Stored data
┌──

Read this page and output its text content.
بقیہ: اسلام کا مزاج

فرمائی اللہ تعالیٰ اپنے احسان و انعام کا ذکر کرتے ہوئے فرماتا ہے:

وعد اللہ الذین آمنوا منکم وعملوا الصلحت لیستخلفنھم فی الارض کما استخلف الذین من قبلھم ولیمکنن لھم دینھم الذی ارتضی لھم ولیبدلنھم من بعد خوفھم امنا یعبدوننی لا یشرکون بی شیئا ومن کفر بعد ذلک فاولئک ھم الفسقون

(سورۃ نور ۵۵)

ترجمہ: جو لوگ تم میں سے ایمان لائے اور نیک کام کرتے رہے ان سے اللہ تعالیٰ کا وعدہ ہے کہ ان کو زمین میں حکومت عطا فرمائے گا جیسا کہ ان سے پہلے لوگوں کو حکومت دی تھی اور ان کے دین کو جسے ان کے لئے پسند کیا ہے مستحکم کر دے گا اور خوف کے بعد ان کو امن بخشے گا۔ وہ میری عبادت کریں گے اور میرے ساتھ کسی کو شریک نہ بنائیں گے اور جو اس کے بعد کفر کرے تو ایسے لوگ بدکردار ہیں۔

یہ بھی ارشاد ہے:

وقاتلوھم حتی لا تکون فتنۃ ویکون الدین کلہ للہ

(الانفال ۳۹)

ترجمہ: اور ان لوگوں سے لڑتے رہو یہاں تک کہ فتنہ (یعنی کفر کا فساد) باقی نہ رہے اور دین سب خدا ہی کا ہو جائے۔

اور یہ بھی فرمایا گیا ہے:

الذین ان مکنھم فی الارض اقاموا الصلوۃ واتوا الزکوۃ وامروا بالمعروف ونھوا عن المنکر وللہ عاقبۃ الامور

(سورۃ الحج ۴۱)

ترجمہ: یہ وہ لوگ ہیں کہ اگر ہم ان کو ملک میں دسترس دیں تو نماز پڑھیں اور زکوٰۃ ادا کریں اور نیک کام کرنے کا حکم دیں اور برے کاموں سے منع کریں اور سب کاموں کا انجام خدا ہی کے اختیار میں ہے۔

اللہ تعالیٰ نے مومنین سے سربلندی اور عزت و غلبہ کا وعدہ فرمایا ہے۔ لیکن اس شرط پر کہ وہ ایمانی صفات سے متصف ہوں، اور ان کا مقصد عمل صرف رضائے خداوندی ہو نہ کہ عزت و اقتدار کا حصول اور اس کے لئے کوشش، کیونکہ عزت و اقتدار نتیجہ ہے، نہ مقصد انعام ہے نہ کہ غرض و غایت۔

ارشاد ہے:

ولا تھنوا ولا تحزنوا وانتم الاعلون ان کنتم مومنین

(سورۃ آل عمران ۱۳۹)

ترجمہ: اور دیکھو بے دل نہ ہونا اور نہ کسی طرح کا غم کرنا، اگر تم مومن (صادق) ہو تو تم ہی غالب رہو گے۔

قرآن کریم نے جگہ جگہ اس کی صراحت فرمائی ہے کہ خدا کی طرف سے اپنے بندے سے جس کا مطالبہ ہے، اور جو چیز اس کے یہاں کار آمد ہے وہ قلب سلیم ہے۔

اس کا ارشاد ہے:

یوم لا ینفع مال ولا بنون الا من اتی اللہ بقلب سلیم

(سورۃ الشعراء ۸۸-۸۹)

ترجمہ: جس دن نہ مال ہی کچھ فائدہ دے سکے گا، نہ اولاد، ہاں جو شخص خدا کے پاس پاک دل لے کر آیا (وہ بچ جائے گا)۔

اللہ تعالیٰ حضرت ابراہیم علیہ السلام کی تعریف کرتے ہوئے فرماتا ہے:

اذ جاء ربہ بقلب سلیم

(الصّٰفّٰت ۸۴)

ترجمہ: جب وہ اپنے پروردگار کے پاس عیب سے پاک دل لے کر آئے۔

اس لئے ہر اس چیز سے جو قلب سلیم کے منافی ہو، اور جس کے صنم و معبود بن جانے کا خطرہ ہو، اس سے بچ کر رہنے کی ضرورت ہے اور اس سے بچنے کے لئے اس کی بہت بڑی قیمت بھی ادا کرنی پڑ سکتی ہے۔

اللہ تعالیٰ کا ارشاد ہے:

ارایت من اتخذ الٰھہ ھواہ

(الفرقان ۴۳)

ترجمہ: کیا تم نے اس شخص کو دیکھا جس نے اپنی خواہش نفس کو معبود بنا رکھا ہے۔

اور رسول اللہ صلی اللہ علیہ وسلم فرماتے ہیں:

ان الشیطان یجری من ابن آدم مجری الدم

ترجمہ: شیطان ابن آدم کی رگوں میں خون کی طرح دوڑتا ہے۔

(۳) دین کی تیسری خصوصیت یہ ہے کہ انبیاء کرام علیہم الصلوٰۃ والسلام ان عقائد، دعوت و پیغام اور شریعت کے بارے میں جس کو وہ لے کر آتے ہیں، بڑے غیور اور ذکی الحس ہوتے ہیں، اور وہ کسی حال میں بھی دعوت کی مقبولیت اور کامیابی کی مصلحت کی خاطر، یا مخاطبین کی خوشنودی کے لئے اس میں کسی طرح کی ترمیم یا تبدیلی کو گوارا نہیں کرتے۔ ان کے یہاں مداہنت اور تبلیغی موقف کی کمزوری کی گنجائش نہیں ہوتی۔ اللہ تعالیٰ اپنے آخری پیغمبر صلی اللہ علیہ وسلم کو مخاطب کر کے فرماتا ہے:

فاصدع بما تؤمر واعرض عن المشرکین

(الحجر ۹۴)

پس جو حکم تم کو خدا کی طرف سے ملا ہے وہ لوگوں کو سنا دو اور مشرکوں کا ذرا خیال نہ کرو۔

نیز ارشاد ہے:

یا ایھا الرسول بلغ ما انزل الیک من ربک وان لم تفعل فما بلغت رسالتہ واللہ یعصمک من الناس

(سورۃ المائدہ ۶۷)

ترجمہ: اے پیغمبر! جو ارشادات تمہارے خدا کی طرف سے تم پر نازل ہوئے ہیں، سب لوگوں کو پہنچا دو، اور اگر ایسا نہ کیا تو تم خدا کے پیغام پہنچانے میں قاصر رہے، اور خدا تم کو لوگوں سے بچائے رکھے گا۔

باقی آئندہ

└──

Show all lines from the records above where the word "فرمایا" occurs.

# [Solution for this exercise]
اور یہ بھی فرمایا گیا ہے:
اللہ تعالیٰ نے مومنین سے سربلندی اور عزت و غلبہ کا وعدہ فرمایا ہے۔ لیکن اس شرط پر کہ وہ ایمانی صفات سے متصف ہوں، اور ان کا مقصد عمل صرف رضائے خداوندی ہو نہ کہ عزت و اقتدار کا حصول اور اس کے لئے کوشش، کیونکہ عزت و اقتدار نتیجہ ہے، نہ مقصد انعام ہے نہ کہ غرض و غایت۔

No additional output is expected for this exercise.